About this exercise >> Every line of the material that mentions the word "JSON" should be copied out.

————————

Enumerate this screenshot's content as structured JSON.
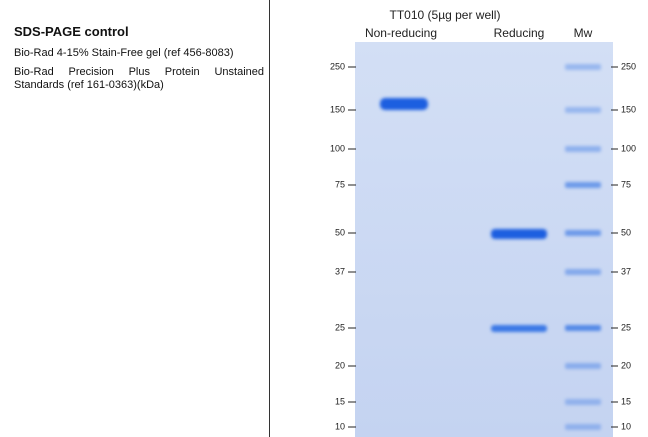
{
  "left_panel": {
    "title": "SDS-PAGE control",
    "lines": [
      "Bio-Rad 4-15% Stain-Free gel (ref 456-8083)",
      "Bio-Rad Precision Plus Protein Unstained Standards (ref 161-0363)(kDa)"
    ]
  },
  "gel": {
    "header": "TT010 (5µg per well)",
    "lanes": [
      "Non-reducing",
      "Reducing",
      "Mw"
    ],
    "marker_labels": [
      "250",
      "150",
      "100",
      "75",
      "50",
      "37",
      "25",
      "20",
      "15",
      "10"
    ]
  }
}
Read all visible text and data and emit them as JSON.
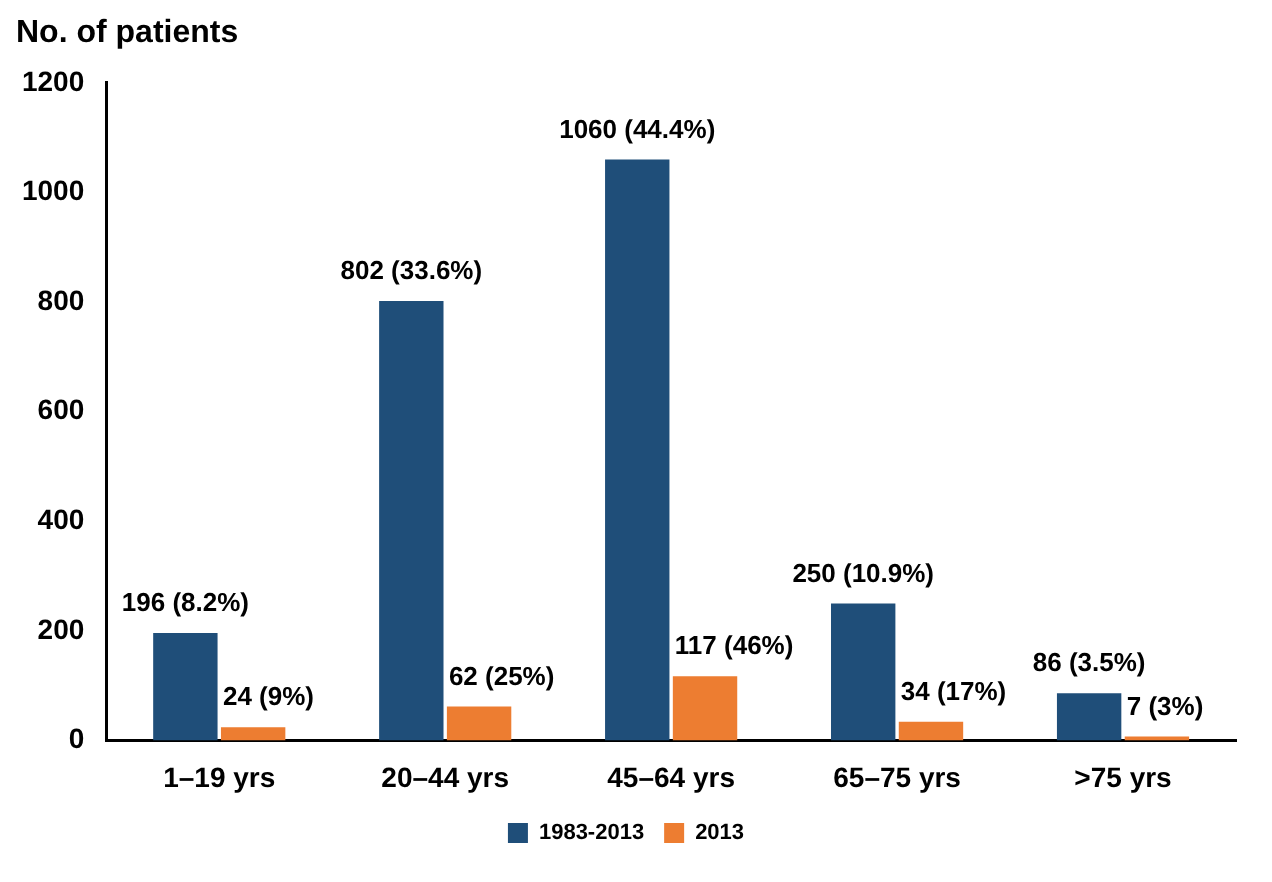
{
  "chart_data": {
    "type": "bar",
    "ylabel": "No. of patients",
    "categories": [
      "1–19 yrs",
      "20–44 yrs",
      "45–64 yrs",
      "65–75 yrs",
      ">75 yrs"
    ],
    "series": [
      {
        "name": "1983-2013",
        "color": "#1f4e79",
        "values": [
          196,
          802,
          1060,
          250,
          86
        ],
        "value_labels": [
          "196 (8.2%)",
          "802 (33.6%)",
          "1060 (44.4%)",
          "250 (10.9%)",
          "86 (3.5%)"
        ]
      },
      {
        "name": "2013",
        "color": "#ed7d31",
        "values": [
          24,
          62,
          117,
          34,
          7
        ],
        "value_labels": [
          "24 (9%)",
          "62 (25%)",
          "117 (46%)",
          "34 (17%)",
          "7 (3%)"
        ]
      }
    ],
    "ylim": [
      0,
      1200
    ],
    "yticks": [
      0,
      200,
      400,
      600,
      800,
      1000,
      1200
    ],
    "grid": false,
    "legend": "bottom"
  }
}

————————

Written solution >>
Enumerate this screenshot's content as structured JSON.
Read all visible text and data and emit them as JSON.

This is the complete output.